Search the records for the word "this" and report each line that has it.

-- begin PROVIDED DATA --

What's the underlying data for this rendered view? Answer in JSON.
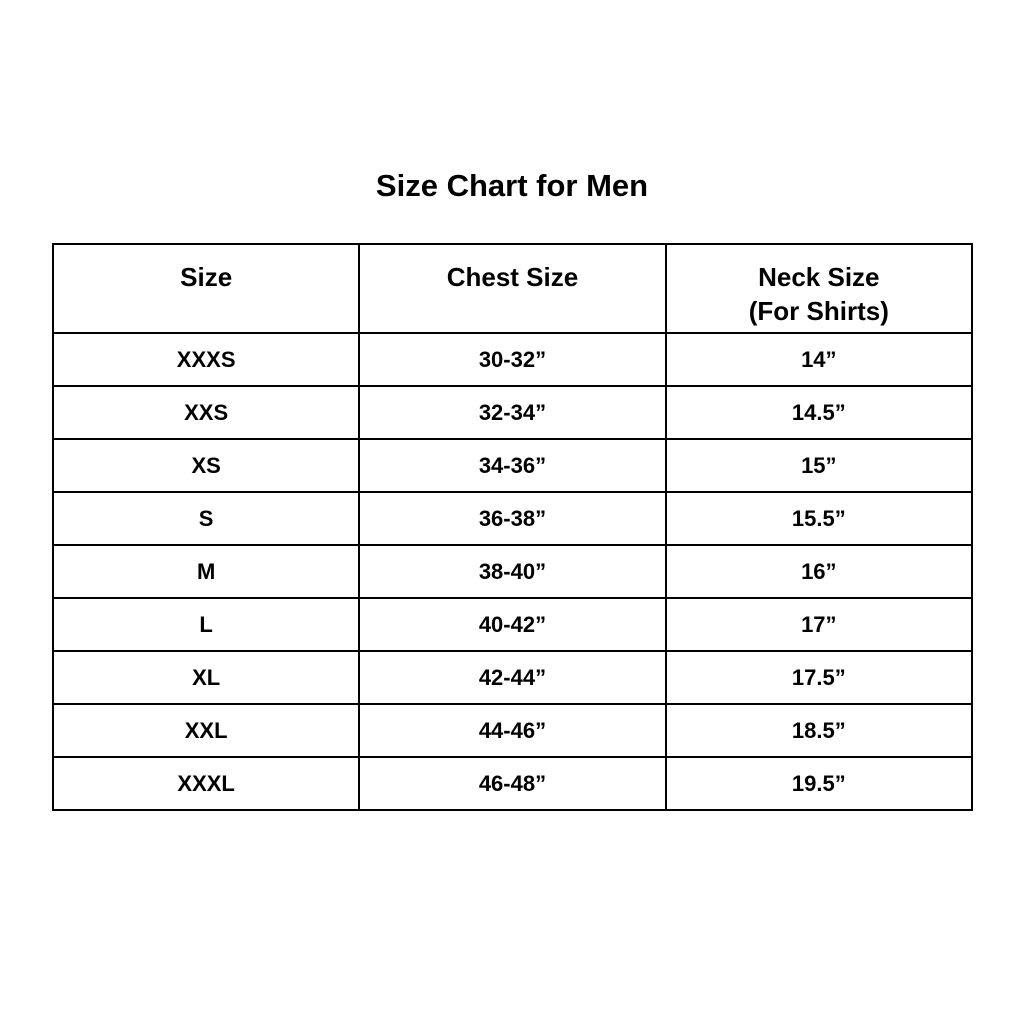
{
  "title": "Size Chart for Men",
  "columns": [
    "Size",
    "Chest Size",
    "Neck Size",
    "(For Shirts)"
  ],
  "rows": [
    [
      "XXXS",
      "30-32”",
      "14”"
    ],
    [
      "XXS",
      "32-34”",
      "14.5”"
    ],
    [
      "XS",
      "34-36”",
      "15”"
    ],
    [
      "S",
      "36-38”",
      "15.5”"
    ],
    [
      "M",
      "38-40”",
      "16”"
    ],
    [
      "L",
      "40-42”",
      "17”"
    ],
    [
      "XL",
      "42-44”",
      "17.5”"
    ],
    [
      "XXL",
      "44-46”",
      "18.5”"
    ],
    [
      "XXXL",
      "46-48”",
      "19.5”"
    ]
  ]
}
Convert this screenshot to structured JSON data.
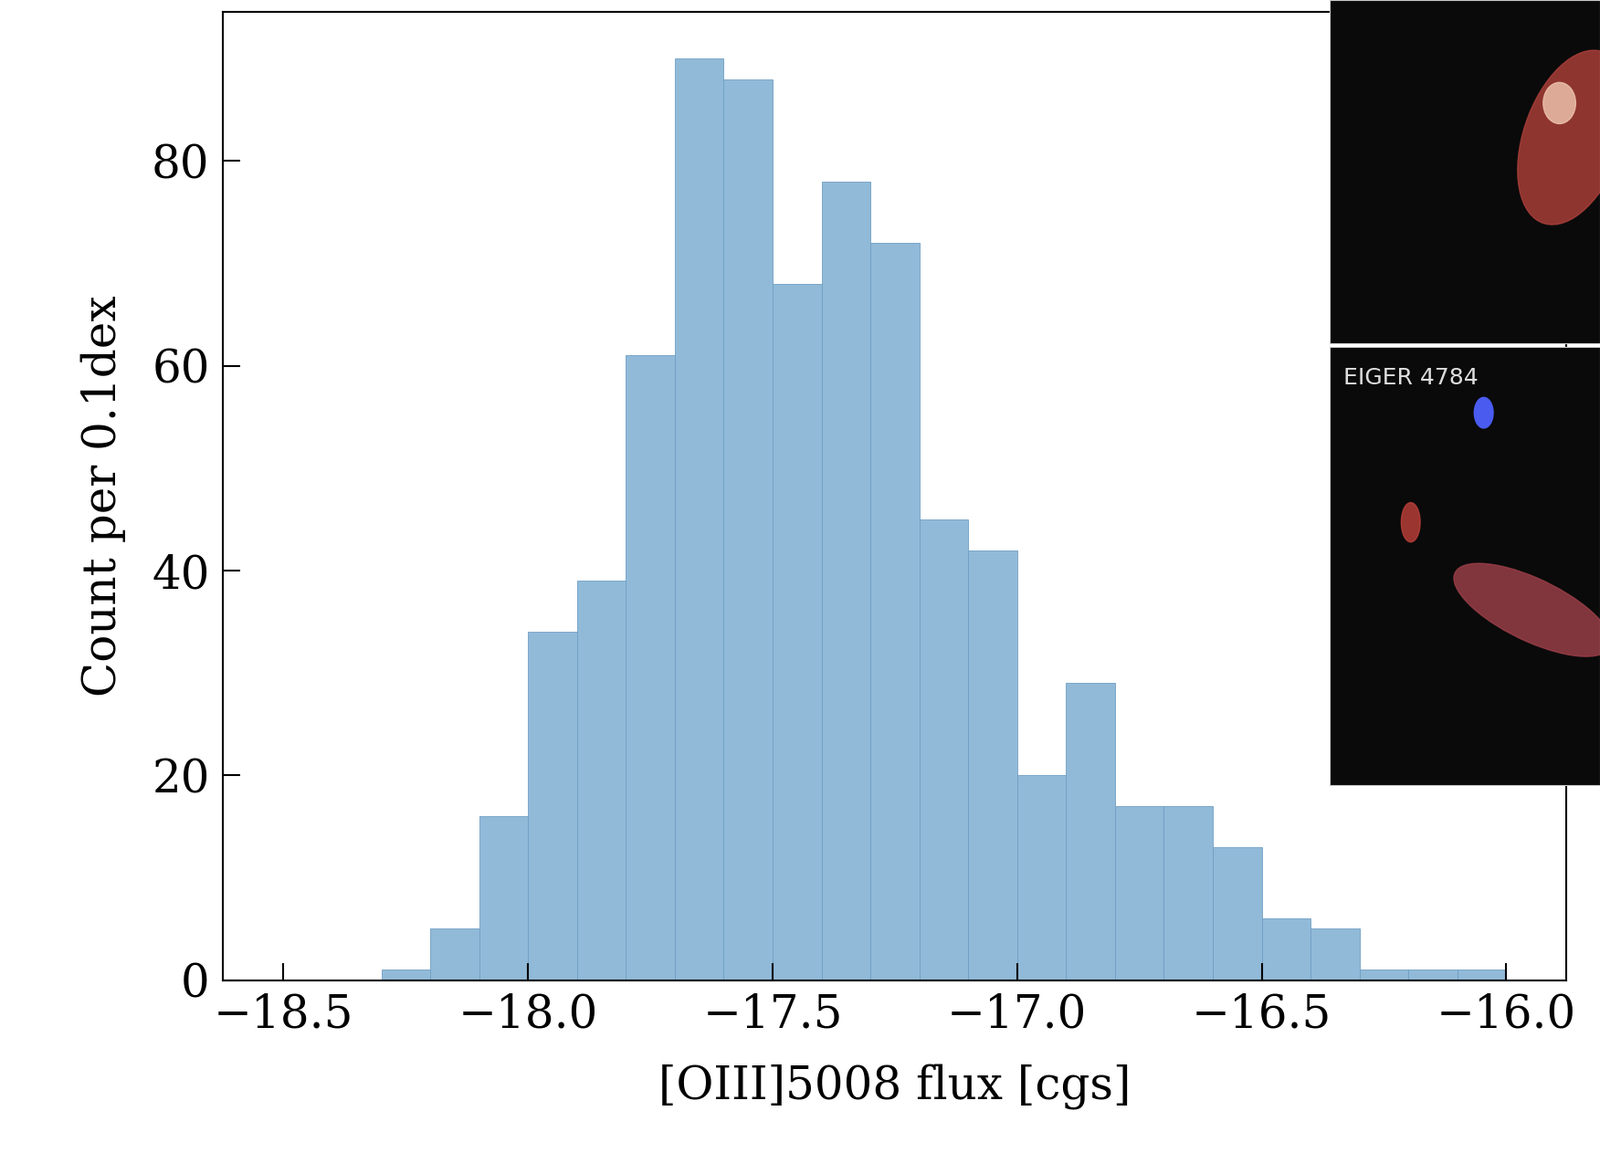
{
  "chart_data": {
    "type": "histogram",
    "x_label": "[OIII]5008 flux [cgs]",
    "y_label": "Count per 0.1dex",
    "bins": [
      -18.3,
      -18.2,
      -18.1,
      -18.0,
      -17.9,
      -17.8,
      -17.7,
      -17.6,
      -17.5,
      -17.4,
      -17.3,
      -17.2,
      -17.1,
      -17.0,
      -16.9,
      -16.8,
      -16.7,
      -16.6,
      -16.5,
      -16.4,
      -16.3,
      -16.2,
      -16.1,
      -16.0
    ],
    "counts": [
      1,
      5,
      16,
      34,
      39,
      61,
      90,
      88,
      68,
      78,
      72,
      45,
      42,
      20,
      29,
      17,
      17,
      13,
      6,
      5,
      1,
      1,
      1
    ],
    "color": "#91bad8",
    "xlim": [
      -18.625,
      -15.877
    ],
    "ylim": [
      0,
      94.6
    ],
    "xticks": [
      {
        "value": -18.5,
        "label": "−18.5"
      },
      {
        "value": -18.0,
        "label": "−18.0"
      },
      {
        "value": -17.5,
        "label": "−17.5"
      },
      {
        "value": -17.0,
        "label": "−17.0"
      },
      {
        "value": -16.5,
        "label": "−16.5"
      },
      {
        "value": -16.0,
        "label": "−16.0"
      }
    ],
    "yticks": [
      0,
      20,
      40,
      60,
      80
    ],
    "annotations": [
      "EIGER 4784"
    ],
    "grid": false
  }
}
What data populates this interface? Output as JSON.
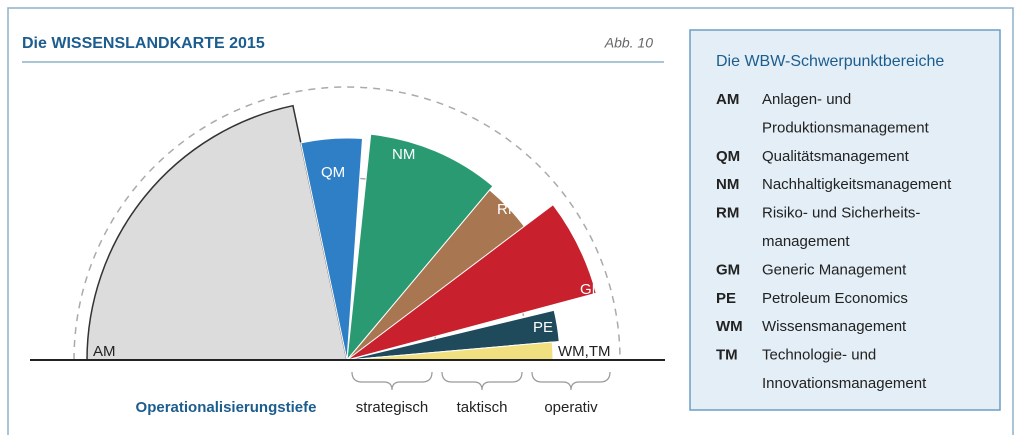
{
  "header": {
    "title": "Die WISSENSLANDKARTE 2015",
    "figure_label": "Abb. 10"
  },
  "diagram": {
    "segment_labels": [
      "AM",
      "QM",
      "NM",
      "RM",
      "GM",
      "PE",
      "WM,TM"
    ],
    "axis_label": "Operationalisierungstiefe",
    "depth_levels": [
      "strategisch",
      "taktisch",
      "operativ"
    ]
  },
  "legend": {
    "title": "Die WBW-Schwerpunktbereiche",
    "items": [
      {
        "code": "AM",
        "lines": [
          "Anlagen- und",
          "Produktionsmanagement"
        ]
      },
      {
        "code": "QM",
        "lines": [
          "Qualitätsmanagement"
        ]
      },
      {
        "code": "NM",
        "lines": [
          "Nachhaltigkeitsmanagement"
        ]
      },
      {
        "code": "RM",
        "lines": [
          "Risiko- und Sicherheits-",
          "management"
        ]
      },
      {
        "code": "GM",
        "lines": [
          "Generic Management"
        ]
      },
      {
        "code": "PE",
        "lines": [
          "Petroleum Economics"
        ]
      },
      {
        "code": "WM",
        "lines": [
          "Wissensmanagement"
        ]
      },
      {
        "code": "TM",
        "lines": [
          "Technologie- und",
          "Innovationsmanagement"
        ]
      }
    ]
  }
}
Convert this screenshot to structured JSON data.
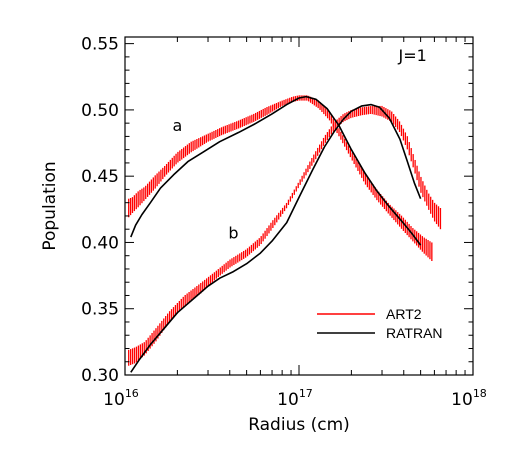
{
  "chart_data": {
    "type": "line",
    "xlabel": "Radius (cm)",
    "ylabel": "Population",
    "xscale": "log",
    "xlim": [
      1e+16,
      1e+18
    ],
    "ylim": [
      0.3,
      0.555
    ],
    "x_ticks": [
      {
        "value": 1e+16,
        "base": "10",
        "exp": "16"
      },
      {
        "value": 1e+17,
        "base": "10",
        "exp": "17"
      },
      {
        "value": 1e+18,
        "base": "10",
        "exp": "18"
      }
    ],
    "y_ticks": [
      "0.30",
      "0.35",
      "0.40",
      "0.45",
      "0.50",
      "0.55"
    ],
    "annotations": [
      {
        "text": "J=1",
        "x": 4.5e+17,
        "y": 0.537
      },
      {
        "text": "a",
        "x": 2e+16,
        "y": 0.484
      },
      {
        "text": "b",
        "x": 4.2e+16,
        "y": 0.403
      }
    ],
    "legend": {
      "position": "bottom-right",
      "entries": [
        {
          "label": "ART2",
          "color": "#ff0000"
        },
        {
          "label": "RATRAN",
          "color": "#000000"
        }
      ]
    },
    "series": [
      {
        "name": "ART2",
        "style": "error-bars",
        "color": "#ff0000",
        "curves": [
          {
            "label": "a",
            "x": [
              1.05e+16,
              1.1e+16,
              1.2e+16,
              1.3e+16,
              1.5e+16,
              1.7e+16,
              2e+16,
              2.4e+16,
              3e+16,
              3.6e+16,
              4.5e+16,
              5.5e+16,
              6.5e+16,
              8e+16,
              9.2e+16,
              1e+17,
              1.12e+17,
              1.3e+17,
              1.5e+17,
              1.7e+17,
              2e+17,
              2.4e+17,
              2.8e+17,
              3.3e+17,
              3.9e+17,
              4.5e+17,
              5.2e+17,
              5.8e+17
            ],
            "y": [
              0.426,
              0.428,
              0.433,
              0.437,
              0.446,
              0.454,
              0.464,
              0.472,
              0.479,
              0.484,
              0.489,
              0.494,
              0.499,
              0.505,
              0.508,
              0.509,
              0.509,
              0.504,
              0.495,
              0.483,
              0.466,
              0.448,
              0.436,
              0.425,
              0.415,
              0.406,
              0.398,
              0.393
            ],
            "err": [
              0.007,
              0.006,
              0.006,
              0.005,
              0.005,
              0.004,
              0.004,
              0.004,
              0.003,
              0.003,
              0.003,
              0.003,
              0.003,
              0.002,
              0.002,
              0.002,
              0.002,
              0.003,
              0.003,
              0.003,
              0.003,
              0.004,
              0.004,
              0.004,
              0.005,
              0.005,
              0.006,
              0.007
            ]
          },
          {
            "label": "b",
            "x": [
              1.05e+16,
              1.15e+16,
              1.3e+16,
              1.5e+16,
              1.8e+16,
              2.2e+16,
              2.7e+16,
              3.3e+16,
              4e+16,
              5e+16,
              6e+16,
              7e+16,
              8.5e+16,
              1e+17,
              1.2e+17,
              1.4e+17,
              1.6e+17,
              1.8e+17,
              2e+17,
              2.3e+17,
              2.6e+17,
              3e+17,
              3.4e+17,
              3.8e+17,
              4.2e+17,
              4.6e+17,
              5e+17,
              5.5e+17,
              6e+17,
              6.5e+17
            ],
            "y": [
              0.313,
              0.315,
              0.32,
              0.33,
              0.344,
              0.356,
              0.365,
              0.375,
              0.384,
              0.392,
              0.401,
              0.413,
              0.428,
              0.444,
              0.462,
              0.477,
              0.488,
              0.494,
              0.497,
              0.499,
              0.5,
              0.499,
              0.495,
              0.487,
              0.475,
              0.459,
              0.444,
              0.432,
              0.423,
              0.418
            ],
            "err": [
              0.006,
              0.006,
              0.005,
              0.005,
              0.004,
              0.004,
              0.004,
              0.003,
              0.003,
              0.003,
              0.003,
              0.003,
              0.002,
              0.002,
              0.003,
              0.003,
              0.003,
              0.003,
              0.003,
              0.003,
              0.003,
              0.004,
              0.004,
              0.004,
              0.005,
              0.005,
              0.006,
              0.006,
              0.007,
              0.008
            ]
          }
        ]
      },
      {
        "name": "RATRAN",
        "style": "line",
        "color": "#000000",
        "curves": [
          {
            "label": "a",
            "x": [
              1.08e+16,
              1.15e+16,
              1.25e+16,
              1.4e+16,
              1.6e+16,
              1.9e+16,
              2.3e+16,
              2.8e+16,
              3.5e+16,
              4.5e+16,
              5.5e+16,
              7e+16,
              8.5e+16,
              1e+17,
              1.1e+17,
              1.25e+17,
              1.45e+17,
              1.7e+17,
              2e+17,
              2.4e+17,
              2.8e+17,
              3.3e+17,
              3.9e+17,
              4.5e+17,
              5e+17
            ],
            "y": [
              0.404,
              0.413,
              0.421,
              0.43,
              0.441,
              0.451,
              0.461,
              0.468,
              0.476,
              0.483,
              0.489,
              0.497,
              0.504,
              0.509,
              0.51,
              0.508,
              0.501,
              0.488,
              0.47,
              0.452,
              0.439,
              0.427,
              0.416,
              0.406,
              0.398
            ]
          },
          {
            "label": "b",
            "x": [
              1.08e+16,
              1.2e+16,
              1.4e+16,
              1.7e+16,
              2e+16,
              2.5e+16,
              3e+16,
              3.5e+16,
              4.2e+16,
              5e+16,
              6e+16,
              7e+16,
              8.5e+16,
              1e+17,
              1.2e+17,
              1.4e+17,
              1.6e+17,
              1.8e+17,
              2e+17,
              2.3e+17,
              2.6e+17,
              2.9e+17,
              3.3e+17,
              3.8e+17,
              4.2e+17,
              4.6e+17,
              5e+17
            ],
            "y": [
              0.302,
              0.311,
              0.323,
              0.336,
              0.347,
              0.358,
              0.367,
              0.373,
              0.378,
              0.384,
              0.392,
              0.401,
              0.415,
              0.434,
              0.455,
              0.472,
              0.484,
              0.493,
              0.499,
              0.503,
              0.504,
              0.502,
              0.494,
              0.478,
              0.461,
              0.445,
              0.433
            ]
          }
        ]
      }
    ]
  }
}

-- end PROVIDED DATA --

### [EXERCISE ANSWER]
What's the underlying data for this rendered view? Answer in JSON.
Convert this screenshot to structured JSON data.
What data populates this interface? Output as JSON.
Convert this screenshot to structured JSON data.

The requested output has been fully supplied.